What needs to be done:
Copy out each line of the listing that has the word "title" in it.
_ _ _ _ _ _ _
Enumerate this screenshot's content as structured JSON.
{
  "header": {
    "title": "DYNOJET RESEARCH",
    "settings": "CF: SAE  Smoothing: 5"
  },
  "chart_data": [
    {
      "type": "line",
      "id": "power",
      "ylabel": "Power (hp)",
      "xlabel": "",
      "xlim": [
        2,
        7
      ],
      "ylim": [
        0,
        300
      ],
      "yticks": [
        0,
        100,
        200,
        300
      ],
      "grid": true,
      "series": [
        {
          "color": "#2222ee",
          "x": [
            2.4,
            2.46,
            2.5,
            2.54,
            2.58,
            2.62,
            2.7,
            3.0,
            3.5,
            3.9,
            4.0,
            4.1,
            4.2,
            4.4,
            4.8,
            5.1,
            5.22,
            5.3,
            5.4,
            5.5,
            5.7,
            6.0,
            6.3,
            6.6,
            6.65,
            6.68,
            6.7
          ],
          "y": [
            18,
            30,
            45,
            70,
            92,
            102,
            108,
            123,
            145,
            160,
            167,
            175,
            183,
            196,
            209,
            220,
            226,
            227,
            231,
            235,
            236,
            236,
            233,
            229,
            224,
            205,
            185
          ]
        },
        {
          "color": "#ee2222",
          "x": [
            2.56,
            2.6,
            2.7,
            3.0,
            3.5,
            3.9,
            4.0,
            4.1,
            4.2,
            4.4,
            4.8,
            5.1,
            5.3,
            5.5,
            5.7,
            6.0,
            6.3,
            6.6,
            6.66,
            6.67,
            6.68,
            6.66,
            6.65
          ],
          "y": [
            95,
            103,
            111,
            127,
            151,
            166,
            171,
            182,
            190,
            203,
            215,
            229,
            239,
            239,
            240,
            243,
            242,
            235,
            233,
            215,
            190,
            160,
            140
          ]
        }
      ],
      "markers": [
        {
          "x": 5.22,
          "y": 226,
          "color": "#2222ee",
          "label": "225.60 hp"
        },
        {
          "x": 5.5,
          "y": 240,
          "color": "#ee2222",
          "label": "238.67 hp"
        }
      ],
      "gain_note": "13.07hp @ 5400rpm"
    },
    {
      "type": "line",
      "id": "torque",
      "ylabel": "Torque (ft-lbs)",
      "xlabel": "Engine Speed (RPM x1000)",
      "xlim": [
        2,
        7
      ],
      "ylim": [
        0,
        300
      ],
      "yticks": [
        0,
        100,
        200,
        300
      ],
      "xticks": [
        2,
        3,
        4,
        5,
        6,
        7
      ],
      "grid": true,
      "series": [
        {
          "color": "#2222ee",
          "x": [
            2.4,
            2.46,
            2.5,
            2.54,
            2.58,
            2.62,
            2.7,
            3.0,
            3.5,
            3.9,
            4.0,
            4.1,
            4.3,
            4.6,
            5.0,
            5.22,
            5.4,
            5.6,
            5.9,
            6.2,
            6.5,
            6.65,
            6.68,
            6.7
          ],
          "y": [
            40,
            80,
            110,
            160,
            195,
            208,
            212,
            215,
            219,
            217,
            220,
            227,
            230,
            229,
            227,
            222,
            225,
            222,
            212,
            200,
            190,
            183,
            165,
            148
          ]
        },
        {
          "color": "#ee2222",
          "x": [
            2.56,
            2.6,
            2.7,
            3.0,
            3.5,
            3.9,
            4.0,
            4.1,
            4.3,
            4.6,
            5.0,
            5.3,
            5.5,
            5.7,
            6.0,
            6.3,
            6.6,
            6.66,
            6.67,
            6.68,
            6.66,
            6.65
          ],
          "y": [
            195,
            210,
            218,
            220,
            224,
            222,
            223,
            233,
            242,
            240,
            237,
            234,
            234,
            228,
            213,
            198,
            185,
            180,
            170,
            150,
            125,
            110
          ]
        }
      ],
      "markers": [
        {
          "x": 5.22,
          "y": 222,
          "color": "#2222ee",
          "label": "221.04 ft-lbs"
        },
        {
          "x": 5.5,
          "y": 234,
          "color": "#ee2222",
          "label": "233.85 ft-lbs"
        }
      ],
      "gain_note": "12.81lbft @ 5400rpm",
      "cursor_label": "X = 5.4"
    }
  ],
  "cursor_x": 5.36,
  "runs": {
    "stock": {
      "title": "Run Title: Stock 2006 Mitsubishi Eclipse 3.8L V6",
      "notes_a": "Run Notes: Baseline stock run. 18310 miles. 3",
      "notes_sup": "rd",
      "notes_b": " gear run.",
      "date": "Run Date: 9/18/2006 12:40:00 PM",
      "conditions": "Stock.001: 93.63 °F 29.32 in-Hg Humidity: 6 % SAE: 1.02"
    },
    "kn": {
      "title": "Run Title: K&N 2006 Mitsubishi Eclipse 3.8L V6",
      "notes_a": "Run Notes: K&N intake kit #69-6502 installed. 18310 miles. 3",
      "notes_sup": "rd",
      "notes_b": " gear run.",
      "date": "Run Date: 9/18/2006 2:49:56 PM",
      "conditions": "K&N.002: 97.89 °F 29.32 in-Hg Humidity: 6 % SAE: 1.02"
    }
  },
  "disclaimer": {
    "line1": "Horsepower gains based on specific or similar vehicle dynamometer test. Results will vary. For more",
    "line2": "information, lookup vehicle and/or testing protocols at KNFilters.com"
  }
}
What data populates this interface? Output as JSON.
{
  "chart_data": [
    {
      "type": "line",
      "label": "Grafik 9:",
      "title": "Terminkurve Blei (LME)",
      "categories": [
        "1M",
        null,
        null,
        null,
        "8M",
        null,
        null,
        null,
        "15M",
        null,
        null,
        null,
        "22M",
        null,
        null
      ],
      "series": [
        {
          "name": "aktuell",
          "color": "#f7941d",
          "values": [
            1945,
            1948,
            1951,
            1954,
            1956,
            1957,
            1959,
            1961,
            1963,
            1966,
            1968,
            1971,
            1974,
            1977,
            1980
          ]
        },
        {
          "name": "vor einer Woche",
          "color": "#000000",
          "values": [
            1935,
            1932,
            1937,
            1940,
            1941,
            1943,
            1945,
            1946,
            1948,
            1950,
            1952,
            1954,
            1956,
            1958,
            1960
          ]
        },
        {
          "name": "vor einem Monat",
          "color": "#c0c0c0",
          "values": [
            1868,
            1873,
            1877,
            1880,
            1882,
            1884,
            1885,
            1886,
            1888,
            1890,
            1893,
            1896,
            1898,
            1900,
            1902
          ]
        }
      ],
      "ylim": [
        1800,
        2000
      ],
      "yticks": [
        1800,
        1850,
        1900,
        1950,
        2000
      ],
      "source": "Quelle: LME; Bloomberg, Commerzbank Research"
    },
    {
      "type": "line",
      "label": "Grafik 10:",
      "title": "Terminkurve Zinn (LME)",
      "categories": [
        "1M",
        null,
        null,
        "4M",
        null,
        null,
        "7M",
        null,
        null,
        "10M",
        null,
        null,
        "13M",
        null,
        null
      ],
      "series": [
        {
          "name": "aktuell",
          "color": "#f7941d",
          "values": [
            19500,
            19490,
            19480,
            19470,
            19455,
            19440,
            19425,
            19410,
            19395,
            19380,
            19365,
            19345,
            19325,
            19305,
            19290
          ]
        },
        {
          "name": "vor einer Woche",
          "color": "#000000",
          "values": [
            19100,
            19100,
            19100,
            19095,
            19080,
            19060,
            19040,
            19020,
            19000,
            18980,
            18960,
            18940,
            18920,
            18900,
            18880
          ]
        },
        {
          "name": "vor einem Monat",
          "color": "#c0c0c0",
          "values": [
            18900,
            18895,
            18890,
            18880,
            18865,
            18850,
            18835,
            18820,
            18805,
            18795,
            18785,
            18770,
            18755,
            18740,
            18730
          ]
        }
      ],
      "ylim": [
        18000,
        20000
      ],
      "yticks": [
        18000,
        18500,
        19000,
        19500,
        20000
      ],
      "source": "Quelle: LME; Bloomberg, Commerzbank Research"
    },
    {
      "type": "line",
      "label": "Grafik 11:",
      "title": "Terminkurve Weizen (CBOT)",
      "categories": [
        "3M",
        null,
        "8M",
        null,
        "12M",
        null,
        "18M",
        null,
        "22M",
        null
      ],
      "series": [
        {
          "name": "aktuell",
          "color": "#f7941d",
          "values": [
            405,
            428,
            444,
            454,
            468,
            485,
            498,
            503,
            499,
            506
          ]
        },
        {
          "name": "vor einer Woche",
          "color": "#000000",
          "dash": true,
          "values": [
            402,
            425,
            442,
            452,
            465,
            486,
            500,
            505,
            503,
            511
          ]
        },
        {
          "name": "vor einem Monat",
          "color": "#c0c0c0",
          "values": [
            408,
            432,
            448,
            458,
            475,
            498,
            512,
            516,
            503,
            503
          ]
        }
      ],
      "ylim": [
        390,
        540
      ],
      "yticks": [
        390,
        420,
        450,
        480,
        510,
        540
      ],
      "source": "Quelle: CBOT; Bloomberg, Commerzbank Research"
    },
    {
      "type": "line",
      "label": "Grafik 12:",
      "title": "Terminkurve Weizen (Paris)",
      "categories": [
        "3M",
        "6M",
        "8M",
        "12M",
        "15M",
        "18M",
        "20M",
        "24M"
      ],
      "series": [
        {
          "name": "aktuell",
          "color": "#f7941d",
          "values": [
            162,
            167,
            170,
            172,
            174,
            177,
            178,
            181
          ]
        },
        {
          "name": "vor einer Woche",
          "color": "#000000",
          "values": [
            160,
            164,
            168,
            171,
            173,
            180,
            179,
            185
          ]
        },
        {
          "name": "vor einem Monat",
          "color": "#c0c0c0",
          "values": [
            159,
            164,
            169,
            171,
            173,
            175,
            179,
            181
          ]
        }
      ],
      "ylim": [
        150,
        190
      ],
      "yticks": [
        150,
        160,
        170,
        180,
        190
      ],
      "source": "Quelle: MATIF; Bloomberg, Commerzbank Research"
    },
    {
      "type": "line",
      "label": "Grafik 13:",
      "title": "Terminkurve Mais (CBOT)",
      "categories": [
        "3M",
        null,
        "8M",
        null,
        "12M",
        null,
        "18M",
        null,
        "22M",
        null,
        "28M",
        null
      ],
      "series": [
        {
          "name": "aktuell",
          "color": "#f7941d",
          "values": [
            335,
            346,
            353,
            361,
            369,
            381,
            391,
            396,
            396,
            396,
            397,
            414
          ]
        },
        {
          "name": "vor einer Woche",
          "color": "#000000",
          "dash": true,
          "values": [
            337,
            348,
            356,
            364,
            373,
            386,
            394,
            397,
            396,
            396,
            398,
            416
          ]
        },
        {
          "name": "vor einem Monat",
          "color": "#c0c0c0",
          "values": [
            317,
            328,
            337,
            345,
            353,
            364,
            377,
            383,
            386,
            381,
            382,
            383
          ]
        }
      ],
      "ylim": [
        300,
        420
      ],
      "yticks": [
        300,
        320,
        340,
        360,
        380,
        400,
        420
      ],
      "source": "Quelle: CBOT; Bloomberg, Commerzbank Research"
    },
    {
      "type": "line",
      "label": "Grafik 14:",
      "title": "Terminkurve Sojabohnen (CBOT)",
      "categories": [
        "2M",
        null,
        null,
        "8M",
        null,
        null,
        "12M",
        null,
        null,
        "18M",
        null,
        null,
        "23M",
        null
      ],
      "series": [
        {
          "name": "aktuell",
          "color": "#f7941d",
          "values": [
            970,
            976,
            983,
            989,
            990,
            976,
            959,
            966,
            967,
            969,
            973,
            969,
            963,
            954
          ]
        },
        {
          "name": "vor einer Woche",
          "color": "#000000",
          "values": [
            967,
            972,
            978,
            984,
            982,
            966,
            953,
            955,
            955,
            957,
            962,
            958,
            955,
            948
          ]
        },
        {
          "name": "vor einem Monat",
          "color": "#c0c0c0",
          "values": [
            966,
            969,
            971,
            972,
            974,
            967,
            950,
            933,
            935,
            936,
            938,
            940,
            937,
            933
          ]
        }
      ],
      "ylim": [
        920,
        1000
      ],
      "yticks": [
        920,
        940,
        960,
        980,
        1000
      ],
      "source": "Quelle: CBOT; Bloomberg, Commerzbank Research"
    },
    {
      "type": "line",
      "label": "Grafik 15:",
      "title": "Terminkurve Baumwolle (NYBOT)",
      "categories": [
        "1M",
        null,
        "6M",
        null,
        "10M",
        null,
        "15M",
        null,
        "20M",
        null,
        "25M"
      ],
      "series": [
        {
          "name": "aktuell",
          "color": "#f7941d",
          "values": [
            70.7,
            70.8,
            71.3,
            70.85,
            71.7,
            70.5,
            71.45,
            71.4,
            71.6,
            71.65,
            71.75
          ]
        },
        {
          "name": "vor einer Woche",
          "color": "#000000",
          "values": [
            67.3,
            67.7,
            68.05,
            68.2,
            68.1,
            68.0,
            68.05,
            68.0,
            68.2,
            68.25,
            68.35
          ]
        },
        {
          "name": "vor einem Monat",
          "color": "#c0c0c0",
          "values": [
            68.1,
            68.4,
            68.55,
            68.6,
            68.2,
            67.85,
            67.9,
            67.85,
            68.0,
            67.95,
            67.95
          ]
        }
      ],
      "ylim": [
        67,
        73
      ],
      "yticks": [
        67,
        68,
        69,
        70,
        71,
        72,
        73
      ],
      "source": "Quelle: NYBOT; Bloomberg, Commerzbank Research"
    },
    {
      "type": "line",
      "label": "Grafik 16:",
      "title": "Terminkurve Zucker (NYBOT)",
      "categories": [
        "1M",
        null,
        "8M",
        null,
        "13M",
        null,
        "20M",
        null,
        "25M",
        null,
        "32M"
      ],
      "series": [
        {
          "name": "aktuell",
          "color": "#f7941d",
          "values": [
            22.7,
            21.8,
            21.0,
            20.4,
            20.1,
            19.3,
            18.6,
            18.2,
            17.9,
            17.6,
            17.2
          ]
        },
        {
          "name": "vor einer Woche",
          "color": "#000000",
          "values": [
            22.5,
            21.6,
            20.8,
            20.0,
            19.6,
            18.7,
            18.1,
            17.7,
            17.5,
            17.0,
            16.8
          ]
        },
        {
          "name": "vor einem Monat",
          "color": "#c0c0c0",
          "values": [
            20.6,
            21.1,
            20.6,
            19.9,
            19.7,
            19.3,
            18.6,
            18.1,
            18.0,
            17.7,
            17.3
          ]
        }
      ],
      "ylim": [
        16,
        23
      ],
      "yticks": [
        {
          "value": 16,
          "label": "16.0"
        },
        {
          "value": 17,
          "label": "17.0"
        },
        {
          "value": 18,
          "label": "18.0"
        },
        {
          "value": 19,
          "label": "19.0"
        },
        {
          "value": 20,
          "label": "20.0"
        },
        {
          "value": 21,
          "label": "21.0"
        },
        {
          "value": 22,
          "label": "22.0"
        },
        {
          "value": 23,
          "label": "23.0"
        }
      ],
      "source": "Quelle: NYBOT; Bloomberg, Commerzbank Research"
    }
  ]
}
_ _ _ _ _ _ _
Answer to this problem:
    "title": "DYNOJET RESEARCH",
      "title": "Run Title: Stock 2006 Mitsubishi Eclipse 3.8L V6",
      "title": "Run Title: K&N 2006 Mitsubishi Eclipse 3.8L V6",
      "title": "Terminkurve Blei (LME)",
      "title": "Terminkurve Zinn (LME)",
      "title": "Terminkurve Weizen (CBOT)",
      "title": "Terminkurve Weizen (Paris)",
      "title": "Terminkurve Mais (CBOT)",
      "title": "Terminkurve Sojabohnen (CBOT)",
      "title": "Terminkurve Baumwolle (NYBOT)",
      "title": "Terminkurve Zucker (NYBOT)",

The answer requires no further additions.